··· The data ···

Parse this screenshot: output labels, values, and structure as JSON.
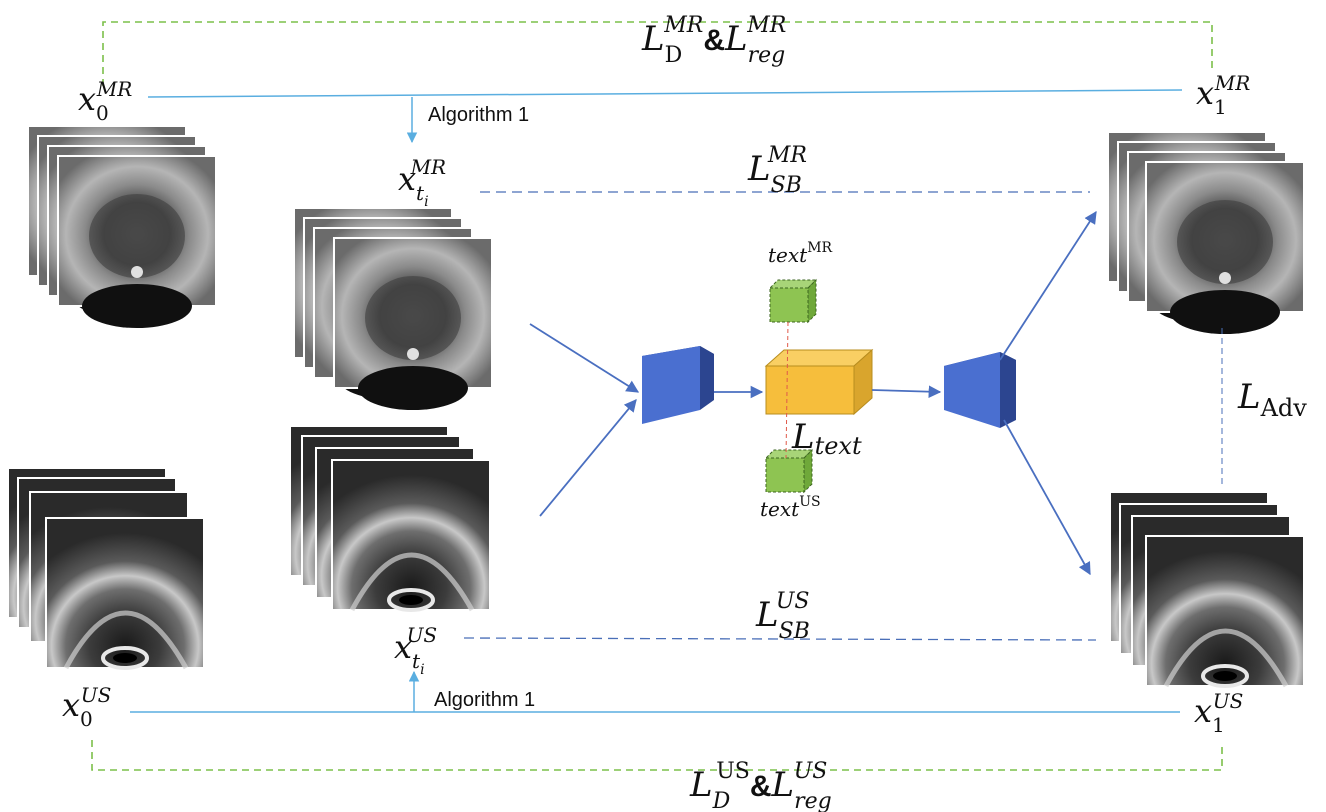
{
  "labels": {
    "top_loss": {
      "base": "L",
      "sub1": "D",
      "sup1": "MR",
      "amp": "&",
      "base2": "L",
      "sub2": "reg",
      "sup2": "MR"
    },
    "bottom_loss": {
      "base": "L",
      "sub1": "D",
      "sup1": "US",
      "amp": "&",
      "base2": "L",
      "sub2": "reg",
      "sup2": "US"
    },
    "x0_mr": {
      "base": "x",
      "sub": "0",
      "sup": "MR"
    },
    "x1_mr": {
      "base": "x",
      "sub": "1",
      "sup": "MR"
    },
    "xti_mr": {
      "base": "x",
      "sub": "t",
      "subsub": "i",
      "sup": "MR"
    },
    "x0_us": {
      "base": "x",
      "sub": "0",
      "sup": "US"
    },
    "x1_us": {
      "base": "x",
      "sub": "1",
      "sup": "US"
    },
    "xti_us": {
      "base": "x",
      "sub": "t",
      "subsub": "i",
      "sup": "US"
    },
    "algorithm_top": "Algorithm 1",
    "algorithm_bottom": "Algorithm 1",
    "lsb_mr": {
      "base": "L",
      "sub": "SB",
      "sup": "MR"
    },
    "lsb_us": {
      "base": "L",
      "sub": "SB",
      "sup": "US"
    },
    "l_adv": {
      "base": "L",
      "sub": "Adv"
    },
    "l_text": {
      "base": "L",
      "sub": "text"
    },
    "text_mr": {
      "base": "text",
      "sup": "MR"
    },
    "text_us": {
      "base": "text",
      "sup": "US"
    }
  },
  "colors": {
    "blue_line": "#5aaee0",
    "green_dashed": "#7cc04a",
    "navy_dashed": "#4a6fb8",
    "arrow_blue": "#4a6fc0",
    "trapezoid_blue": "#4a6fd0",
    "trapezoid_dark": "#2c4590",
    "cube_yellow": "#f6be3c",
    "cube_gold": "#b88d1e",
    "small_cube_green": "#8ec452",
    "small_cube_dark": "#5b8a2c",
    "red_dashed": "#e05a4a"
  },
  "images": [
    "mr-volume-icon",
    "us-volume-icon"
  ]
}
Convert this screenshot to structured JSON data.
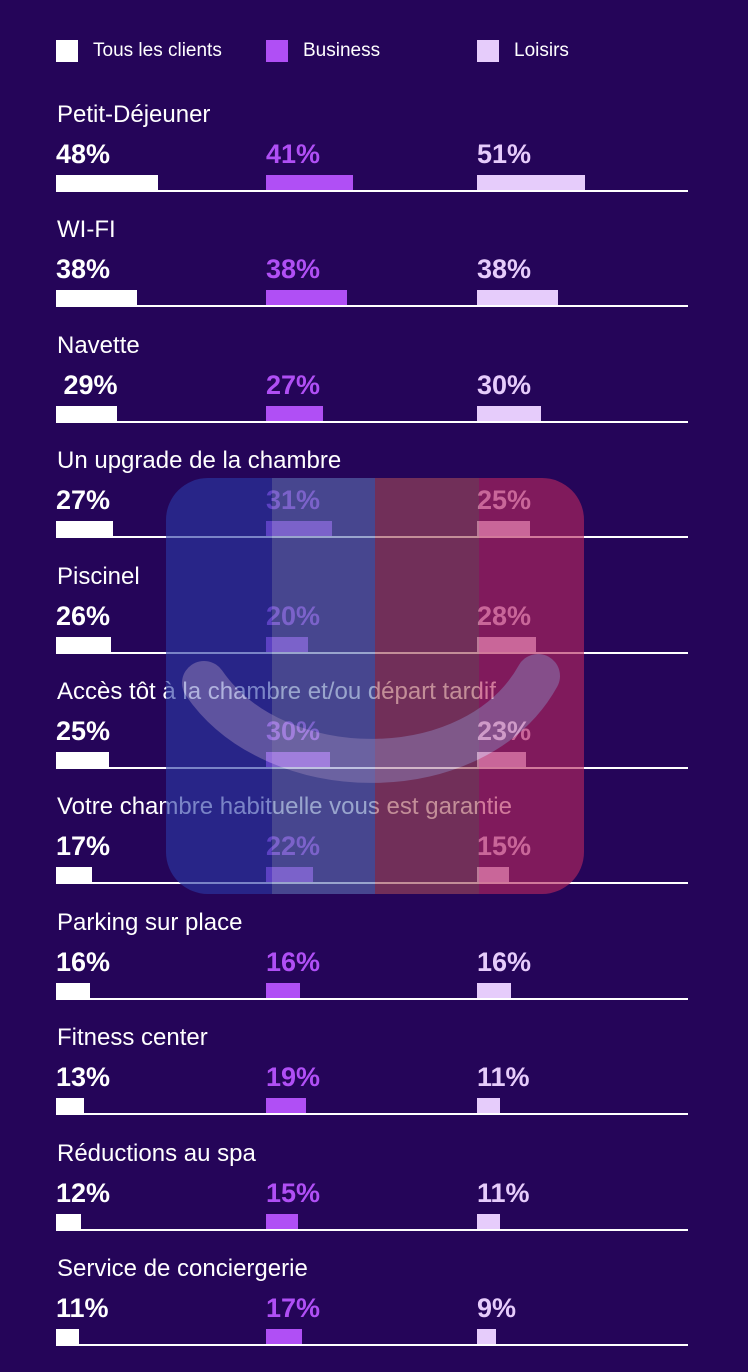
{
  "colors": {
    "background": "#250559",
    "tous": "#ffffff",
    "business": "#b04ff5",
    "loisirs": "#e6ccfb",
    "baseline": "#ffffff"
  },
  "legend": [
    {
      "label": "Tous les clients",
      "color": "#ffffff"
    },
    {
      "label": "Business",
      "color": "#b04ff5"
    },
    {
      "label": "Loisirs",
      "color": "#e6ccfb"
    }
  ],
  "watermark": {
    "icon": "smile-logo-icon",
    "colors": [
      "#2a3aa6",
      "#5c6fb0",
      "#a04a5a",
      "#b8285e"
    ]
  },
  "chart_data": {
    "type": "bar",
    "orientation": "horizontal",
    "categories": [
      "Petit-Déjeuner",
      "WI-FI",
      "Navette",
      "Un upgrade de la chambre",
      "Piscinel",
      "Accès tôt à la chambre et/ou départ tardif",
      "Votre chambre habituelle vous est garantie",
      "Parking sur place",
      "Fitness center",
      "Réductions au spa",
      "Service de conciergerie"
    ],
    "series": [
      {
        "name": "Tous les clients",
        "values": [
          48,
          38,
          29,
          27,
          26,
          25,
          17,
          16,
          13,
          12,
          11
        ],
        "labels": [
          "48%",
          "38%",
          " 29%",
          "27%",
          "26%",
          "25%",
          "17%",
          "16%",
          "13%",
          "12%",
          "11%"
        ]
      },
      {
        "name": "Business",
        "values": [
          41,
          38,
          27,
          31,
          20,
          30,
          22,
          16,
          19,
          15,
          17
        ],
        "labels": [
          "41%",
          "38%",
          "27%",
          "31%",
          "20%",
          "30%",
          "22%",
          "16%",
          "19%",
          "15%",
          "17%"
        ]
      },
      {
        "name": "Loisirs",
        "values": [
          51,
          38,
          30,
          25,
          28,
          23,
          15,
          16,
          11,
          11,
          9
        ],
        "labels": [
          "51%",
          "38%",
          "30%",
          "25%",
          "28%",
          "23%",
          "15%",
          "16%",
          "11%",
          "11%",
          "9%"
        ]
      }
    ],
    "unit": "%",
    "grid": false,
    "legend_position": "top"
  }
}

···

▶ **Given problem**
Restate the whole listing above exactly, except for its images.

▶ **Expected answer**
Parse this screenshot: output labels, values, and structure as JSON.
{
  "labels": {
    "top_loss": {
      "base": "L",
      "sub1": "D",
      "sup1": "MR",
      "amp": "&",
      "base2": "L",
      "sub2": "reg",
      "sup2": "MR"
    },
    "bottom_loss": {
      "base": "L",
      "sub1": "D",
      "sup1": "US",
      "amp": "&",
      "base2": "L",
      "sub2": "reg",
      "sup2": "US"
    },
    "x0_mr": {
      "base": "x",
      "sub": "0",
      "sup": "MR"
    },
    "x1_mr": {
      "base": "x",
      "sub": "1",
      "sup": "MR"
    },
    "xti_mr": {
      "base": "x",
      "sub": "t",
      "subsub": "i",
      "sup": "MR"
    },
    "x0_us": {
      "base": "x",
      "sub": "0",
      "sup": "US"
    },
    "x1_us": {
      "base": "x",
      "sub": "1",
      "sup": "US"
    },
    "xti_us": {
      "base": "x",
      "sub": "t",
      "subsub": "i",
      "sup": "US"
    },
    "algorithm_top": "Algorithm 1",
    "algorithm_bottom": "Algorithm 1",
    "lsb_mr": {
      "base": "L",
      "sub": "SB",
      "sup": "MR"
    },
    "lsb_us": {
      "base": "L",
      "sub": "SB",
      "sup": "US"
    },
    "l_adv": {
      "base": "L",
      "sub": "Adv"
    },
    "l_text": {
      "base": "L",
      "sub": "text"
    },
    "text_mr": {
      "base": "text",
      "sup": "MR"
    },
    "text_us": {
      "base": "text",
      "sup": "US"
    }
  },
  "colors": {
    "blue_line": "#5aaee0",
    "green_dashed": "#7cc04a",
    "navy_dashed": "#4a6fb8",
    "arrow_blue": "#4a6fc0",
    "trapezoid_blue": "#4a6fd0",
    "trapezoid_dark": "#2c4590",
    "cube_yellow": "#f6be3c",
    "cube_gold": "#b88d1e",
    "small_cube_green": "#8ec452",
    "small_cube_dark": "#5b8a2c",
    "red_dashed": "#e05a4a"
  },
  "images": [
    "mr-volume-icon",
    "us-volume-icon"
  ]
}
Convert this screenshot to structured JSON data.
{
  "colors": {
    "background": "#250559",
    "tous": "#ffffff",
    "business": "#b04ff5",
    "loisirs": "#e6ccfb",
    "baseline": "#ffffff"
  },
  "legend": [
    {
      "label": "Tous les clients",
      "color": "#ffffff"
    },
    {
      "label": "Business",
      "color": "#b04ff5"
    },
    {
      "label": "Loisirs",
      "color": "#e6ccfb"
    }
  ],
  "watermark": {
    "icon": "smile-logo-icon",
    "colors": [
      "#2a3aa6",
      "#5c6fb0",
      "#a04a5a",
      "#b8285e"
    ]
  },
  "chart_data": {
    "type": "bar",
    "orientation": "horizontal",
    "categories": [
      "Petit-Déjeuner",
      "WI-FI",
      "Navette",
      "Un upgrade de la chambre",
      "Piscinel",
      "Accès tôt à la chambre et/ou départ tardif",
      "Votre chambre habituelle vous est garantie",
      "Parking sur place",
      "Fitness center",
      "Réductions au spa",
      "Service de conciergerie"
    ],
    "series": [
      {
        "name": "Tous les clients",
        "values": [
          48,
          38,
          29,
          27,
          26,
          25,
          17,
          16,
          13,
          12,
          11
        ],
        "labels": [
          "48%",
          "38%",
          " 29%",
          "27%",
          "26%",
          "25%",
          "17%",
          "16%",
          "13%",
          "12%",
          "11%"
        ]
      },
      {
        "name": "Business",
        "values": [
          41,
          38,
          27,
          31,
          20,
          30,
          22,
          16,
          19,
          15,
          17
        ],
        "labels": [
          "41%",
          "38%",
          "27%",
          "31%",
          "20%",
          "30%",
          "22%",
          "16%",
          "19%",
          "15%",
          "17%"
        ]
      },
      {
        "name": "Loisirs",
        "values": [
          51,
          38,
          30,
          25,
          28,
          23,
          15,
          16,
          11,
          11,
          9
        ],
        "labels": [
          "51%",
          "38%",
          "30%",
          "25%",
          "28%",
          "23%",
          "15%",
          "16%",
          "11%",
          "11%",
          "9%"
        ]
      }
    ],
    "unit": "%",
    "grid": false,
    "legend_position": "top"
  }
}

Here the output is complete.